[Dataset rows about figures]

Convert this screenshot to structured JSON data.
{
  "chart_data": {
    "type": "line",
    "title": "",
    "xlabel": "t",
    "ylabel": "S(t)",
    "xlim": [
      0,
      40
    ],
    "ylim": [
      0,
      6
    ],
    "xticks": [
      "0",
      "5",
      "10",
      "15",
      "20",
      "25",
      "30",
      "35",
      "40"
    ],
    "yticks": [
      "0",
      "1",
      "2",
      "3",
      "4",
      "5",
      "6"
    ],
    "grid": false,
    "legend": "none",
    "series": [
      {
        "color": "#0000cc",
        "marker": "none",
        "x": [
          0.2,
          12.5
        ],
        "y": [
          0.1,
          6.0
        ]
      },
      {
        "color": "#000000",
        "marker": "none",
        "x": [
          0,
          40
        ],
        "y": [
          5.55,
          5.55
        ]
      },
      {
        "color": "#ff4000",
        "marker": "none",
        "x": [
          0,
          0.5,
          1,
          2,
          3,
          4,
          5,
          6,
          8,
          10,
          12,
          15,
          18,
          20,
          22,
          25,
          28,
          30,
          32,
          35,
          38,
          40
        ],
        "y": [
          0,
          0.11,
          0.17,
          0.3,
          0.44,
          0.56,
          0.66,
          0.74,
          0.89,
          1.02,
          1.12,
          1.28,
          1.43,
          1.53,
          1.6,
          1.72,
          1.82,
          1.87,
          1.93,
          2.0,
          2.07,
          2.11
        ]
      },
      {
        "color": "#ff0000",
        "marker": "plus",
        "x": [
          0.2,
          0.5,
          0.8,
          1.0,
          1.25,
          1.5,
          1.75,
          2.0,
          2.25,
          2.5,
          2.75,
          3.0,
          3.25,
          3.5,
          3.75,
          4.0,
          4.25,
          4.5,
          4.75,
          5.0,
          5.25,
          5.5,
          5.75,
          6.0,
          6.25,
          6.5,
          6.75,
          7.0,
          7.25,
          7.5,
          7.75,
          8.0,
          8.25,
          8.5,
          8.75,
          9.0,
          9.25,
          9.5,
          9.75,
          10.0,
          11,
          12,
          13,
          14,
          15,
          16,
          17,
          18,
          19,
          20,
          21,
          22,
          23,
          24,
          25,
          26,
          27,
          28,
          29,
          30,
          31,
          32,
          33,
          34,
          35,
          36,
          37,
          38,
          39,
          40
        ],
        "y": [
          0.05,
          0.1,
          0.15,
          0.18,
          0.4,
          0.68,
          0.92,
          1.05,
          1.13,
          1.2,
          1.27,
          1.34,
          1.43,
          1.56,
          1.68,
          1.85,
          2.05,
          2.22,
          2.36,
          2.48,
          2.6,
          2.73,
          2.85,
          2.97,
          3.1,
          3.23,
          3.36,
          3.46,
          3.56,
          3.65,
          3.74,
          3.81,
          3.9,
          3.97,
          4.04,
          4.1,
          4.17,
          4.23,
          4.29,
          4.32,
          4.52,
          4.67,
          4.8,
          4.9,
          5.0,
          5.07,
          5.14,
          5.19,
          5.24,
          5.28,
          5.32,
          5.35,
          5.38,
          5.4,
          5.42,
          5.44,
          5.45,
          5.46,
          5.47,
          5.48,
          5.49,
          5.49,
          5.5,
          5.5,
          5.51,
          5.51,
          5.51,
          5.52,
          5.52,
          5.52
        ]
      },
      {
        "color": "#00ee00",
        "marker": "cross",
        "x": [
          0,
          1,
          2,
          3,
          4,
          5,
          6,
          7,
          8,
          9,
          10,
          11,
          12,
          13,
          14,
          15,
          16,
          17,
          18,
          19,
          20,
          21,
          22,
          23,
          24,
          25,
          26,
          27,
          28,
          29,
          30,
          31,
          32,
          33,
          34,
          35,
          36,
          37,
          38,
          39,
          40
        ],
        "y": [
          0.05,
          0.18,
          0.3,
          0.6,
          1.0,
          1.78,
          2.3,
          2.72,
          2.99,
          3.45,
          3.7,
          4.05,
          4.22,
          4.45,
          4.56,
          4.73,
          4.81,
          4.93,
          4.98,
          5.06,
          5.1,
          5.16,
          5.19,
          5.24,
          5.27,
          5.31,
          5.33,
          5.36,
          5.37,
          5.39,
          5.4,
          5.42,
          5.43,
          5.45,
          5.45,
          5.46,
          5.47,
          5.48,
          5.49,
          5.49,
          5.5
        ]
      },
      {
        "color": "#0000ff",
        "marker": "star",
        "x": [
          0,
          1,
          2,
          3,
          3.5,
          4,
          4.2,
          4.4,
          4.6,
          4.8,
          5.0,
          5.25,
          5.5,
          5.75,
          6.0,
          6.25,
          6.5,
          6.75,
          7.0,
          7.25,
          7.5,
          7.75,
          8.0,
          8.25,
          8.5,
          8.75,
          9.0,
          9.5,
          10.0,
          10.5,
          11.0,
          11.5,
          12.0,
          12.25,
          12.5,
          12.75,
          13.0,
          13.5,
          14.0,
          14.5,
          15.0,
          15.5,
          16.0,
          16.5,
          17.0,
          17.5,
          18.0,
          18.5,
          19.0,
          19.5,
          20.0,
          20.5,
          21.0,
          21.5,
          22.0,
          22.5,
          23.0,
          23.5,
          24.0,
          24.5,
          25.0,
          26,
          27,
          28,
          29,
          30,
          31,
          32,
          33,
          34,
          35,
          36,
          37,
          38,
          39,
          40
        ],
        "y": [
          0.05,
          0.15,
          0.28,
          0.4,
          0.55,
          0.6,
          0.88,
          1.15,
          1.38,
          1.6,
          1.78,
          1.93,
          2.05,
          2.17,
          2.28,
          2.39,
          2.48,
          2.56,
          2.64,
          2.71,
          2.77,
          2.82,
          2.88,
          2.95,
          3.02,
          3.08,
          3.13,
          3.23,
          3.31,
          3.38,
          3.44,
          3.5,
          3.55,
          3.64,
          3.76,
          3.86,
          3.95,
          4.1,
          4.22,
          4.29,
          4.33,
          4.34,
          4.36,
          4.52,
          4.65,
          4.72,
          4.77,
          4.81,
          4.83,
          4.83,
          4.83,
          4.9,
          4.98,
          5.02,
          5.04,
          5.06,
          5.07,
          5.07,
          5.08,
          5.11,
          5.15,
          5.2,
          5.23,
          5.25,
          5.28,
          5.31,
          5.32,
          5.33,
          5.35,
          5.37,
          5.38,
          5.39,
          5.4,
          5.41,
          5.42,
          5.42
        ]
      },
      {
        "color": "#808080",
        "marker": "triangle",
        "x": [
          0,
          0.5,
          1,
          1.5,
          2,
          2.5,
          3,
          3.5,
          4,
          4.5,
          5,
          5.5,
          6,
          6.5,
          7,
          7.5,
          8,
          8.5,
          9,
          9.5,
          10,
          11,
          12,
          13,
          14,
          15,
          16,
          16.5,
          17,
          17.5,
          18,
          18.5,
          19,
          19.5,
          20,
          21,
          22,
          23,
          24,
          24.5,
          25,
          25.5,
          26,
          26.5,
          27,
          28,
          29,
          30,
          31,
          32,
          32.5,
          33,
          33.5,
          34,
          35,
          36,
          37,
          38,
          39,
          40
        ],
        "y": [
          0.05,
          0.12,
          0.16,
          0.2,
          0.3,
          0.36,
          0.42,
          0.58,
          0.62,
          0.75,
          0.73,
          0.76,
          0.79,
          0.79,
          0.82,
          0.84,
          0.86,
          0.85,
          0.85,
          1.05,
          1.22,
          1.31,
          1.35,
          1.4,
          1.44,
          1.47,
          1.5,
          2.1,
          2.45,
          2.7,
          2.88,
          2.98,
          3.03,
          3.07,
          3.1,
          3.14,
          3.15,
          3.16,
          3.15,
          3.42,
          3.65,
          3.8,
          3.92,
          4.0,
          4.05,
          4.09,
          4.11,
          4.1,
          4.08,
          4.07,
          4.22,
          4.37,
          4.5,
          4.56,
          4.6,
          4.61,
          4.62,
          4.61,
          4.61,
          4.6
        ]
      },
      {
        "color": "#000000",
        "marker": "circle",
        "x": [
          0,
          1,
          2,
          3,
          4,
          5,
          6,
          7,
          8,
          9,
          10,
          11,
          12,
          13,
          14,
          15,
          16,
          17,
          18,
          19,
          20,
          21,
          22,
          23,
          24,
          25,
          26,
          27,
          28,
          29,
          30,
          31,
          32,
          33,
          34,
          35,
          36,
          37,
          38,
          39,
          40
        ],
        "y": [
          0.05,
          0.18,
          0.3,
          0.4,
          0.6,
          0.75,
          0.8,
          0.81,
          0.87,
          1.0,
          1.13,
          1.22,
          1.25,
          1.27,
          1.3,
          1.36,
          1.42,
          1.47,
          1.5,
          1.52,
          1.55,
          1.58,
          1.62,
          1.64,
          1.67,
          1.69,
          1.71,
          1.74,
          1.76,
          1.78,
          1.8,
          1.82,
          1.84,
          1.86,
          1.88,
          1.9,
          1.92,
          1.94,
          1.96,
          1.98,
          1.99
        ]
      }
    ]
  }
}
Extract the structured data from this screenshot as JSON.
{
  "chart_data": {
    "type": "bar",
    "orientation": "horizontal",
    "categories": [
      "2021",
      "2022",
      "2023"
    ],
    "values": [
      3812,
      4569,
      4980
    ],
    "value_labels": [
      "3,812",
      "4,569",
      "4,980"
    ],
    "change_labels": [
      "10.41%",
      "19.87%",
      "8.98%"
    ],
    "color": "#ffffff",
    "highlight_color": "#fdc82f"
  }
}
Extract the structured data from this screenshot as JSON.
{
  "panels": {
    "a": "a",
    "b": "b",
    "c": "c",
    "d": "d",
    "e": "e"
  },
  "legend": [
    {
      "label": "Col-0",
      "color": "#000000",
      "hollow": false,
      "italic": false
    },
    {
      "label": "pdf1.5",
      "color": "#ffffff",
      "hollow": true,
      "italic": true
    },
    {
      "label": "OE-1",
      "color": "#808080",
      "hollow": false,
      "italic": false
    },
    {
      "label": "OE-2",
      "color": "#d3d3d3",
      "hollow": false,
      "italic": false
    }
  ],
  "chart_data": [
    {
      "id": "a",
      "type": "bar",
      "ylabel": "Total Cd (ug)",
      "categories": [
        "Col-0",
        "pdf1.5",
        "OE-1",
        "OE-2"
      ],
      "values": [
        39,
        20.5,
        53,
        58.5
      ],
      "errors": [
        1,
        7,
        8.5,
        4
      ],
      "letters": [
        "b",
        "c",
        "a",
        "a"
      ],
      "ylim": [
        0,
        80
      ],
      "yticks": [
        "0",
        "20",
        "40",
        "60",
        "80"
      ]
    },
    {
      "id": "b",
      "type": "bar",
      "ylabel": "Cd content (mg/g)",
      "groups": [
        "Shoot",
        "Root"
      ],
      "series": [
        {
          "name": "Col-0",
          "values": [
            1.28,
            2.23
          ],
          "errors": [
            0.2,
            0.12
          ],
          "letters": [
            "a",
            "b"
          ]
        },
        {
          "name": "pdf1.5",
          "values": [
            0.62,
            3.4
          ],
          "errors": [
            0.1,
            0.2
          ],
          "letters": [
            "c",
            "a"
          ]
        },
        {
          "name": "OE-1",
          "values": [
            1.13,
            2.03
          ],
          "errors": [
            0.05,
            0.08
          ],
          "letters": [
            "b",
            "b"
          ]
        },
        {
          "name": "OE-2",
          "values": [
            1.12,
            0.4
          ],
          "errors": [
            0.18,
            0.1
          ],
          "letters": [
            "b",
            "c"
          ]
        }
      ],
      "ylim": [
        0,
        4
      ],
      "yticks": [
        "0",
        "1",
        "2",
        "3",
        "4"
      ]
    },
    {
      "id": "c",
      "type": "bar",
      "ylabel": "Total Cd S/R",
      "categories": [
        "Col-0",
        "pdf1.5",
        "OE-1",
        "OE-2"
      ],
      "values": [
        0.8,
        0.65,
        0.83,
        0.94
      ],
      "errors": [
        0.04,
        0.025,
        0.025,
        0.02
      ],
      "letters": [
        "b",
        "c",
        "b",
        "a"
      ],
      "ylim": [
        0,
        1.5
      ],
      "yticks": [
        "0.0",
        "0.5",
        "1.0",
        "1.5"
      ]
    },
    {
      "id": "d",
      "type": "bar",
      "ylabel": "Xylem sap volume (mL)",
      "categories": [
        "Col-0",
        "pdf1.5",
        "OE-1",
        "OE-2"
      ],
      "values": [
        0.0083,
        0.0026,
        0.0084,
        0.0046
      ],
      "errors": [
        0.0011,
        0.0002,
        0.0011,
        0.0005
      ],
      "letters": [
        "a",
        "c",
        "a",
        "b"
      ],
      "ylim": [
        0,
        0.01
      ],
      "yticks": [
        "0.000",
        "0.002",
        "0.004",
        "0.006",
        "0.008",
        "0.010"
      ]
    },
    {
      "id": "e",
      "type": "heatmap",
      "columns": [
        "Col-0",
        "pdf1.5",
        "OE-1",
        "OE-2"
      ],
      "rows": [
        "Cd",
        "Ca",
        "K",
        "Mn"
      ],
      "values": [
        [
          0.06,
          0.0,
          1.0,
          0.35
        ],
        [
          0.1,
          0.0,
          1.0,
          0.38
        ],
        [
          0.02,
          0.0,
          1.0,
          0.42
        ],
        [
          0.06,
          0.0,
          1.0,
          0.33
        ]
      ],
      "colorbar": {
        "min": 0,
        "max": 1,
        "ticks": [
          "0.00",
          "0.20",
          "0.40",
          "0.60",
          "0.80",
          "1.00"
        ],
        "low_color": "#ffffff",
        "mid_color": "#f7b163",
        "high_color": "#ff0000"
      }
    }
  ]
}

## Challenge
Give only the number of lines in the data that include the string "Total".

## Result of the exercise
2